- [BRIEF 1] Summarize the passage on the human digestive system in two sentences.
- [BRIEF 2] Continue the passage on the human digestive system from the point where it ends.

How Does the Human Digestive System Work?
The human digestive system breaks down the food you consume, using as much of the nutrients as possible to fuel the body. After the energy is extracted from food through digestion and metabolism, the remainder is excreted, or removed.
The digestive process
Imagine biting into a big, juicy cheeseburger. The enzyme in your saliva — salivary amylase — is there to start digesting the carbohydrates, most likely those in the bun. Go ahead and take a real bite. Chew slowly so that your teeth can break down some of that food. Swallow and pay attention to the feeling of the bits of food being squeezed down your esophagus into your stomach. That action is called peristalsis, and it occurs throughout your entire digestive tract.
Once the cheeseburger bits are in your stomach, they are referred to as a bolus. The bolus is drowned in gastric juice, which is made up of the enzyme pepsin and hydrochloric acid (HCl).
If you eat too much, your stomach produces more acid, and the contents of your overly full stomach can be forced back up into the esophagus, which runs in front of the heart, giving you heartburn.
The enzyme and acid act to break down the food and release the nutrients. The carbohydrates, protein, and fat in foods you consume all are important for proper nutrition (it’s excesses of them that get you in trouble!), but they must be in their smallest forms to be used by each cell. This final stage in digestion occurs in the small intestine.
Digested food from the stomach is pumped into the small intestine, which gets flooded with fluid and enzymes from the liver (bile) and the pancreas (pancreatic amylase, trypsin, and lipase).
Those chemicals help to break the molecules from the digesting food into its smallest components. The smallest form of carbohydrate is glucose, which is a sugar molecule. Proteins can be reduced to amino acids; fats can be reduced to fatty acids and glycerol. The smallest forms of the nutrients pass through the walls of the small intestine and are absorbed into the bloodstream.

Records from a dataset:
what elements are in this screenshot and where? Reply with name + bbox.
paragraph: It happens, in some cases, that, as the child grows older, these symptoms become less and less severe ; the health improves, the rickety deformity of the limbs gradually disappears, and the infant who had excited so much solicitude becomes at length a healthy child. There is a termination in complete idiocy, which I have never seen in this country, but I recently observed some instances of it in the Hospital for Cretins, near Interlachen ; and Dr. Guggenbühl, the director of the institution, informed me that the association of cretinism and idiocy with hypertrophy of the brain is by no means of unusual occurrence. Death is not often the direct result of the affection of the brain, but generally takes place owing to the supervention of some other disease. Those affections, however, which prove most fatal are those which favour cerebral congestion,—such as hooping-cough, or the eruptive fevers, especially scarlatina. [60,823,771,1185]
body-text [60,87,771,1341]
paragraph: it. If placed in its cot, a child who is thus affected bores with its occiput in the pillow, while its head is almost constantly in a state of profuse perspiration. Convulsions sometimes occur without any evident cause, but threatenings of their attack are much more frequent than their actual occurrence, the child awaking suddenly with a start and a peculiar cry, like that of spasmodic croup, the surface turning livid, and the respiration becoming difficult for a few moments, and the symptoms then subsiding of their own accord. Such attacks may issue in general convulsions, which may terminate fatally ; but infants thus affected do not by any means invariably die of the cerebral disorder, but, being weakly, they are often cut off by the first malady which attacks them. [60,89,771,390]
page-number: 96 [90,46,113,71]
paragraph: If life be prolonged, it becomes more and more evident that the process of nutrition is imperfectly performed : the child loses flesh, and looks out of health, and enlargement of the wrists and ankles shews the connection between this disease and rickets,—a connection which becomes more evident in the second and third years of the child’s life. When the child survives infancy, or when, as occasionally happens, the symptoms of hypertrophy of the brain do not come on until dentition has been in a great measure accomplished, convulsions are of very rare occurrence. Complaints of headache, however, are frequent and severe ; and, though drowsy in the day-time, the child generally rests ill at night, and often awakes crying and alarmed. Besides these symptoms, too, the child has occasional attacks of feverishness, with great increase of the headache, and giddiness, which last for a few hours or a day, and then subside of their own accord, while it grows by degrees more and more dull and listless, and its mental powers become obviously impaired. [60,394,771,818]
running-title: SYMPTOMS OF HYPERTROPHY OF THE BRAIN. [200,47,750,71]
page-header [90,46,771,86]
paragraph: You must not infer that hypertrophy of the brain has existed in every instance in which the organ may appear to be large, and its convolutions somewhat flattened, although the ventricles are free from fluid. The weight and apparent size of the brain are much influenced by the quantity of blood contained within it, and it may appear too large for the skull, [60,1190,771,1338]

- [EXERCISE RESPONSE 1] The human digestive system breaks down food to use as many of its nutrients as possible to fuel the body, and the remainder is excreted. Digestion begins in the mouth with chewing and salivary amylase, continues in the stomach as gastric juice of pepsin and hydrochloric acid breaks down the food, and ends in the small intestine, where bile and pancreatic enzymes reduce nutrients to glucose, amino acids, fatty acids and glycerol that are absorbed into the bloodstream.

- [EXERCISE RESPONSE 2]
The scoop on poop
The useable nutrients are absorbed into the bloodstream from the small intestine. The leftover material continues on to the large intestine, where fecal matter (feces, or “poop”) is created. The large intestine absorbs water and some electrolytes from the leftover material, and that water is returned to the body to prevent dehydration. If too much water is absorbed, constipation occurs; if too little water is absorbed, diarrhea occurs.
Once the feces are created, they pass to the colon, where they are stored. When the colon is full, a signal is sent to your brain telling you that you need to relax your anal sphincter and release the feces.
Back to the bloodstream
Important, useful molecules pass through the walls of the small intestine into the bloodstream. The bloodstream carries those molecules throughout the entire body. Every nook and cranny are supplied by blood capillaries, so every nook and cranny receive nutrients from the food you digested.
The walls of capillaries are very, very thin. Just outside of the capillary walls is a fluid called interstitial fluid. This fluid fills every space between every cell in the body, cushioning and hydrating the cells, and serving as part of the “matrix” through which nutrients and wastes are passed.
The nutrients gained from digested food diffuse through the capillary walls, across the interstitial fluid, and are absorbed by the cells. At the same time, waste produced by the cell’s metabolic processes diffuses out of the cell, across the interstitial fluid, and into the capillary, where it can be carried to the kidney for excretion.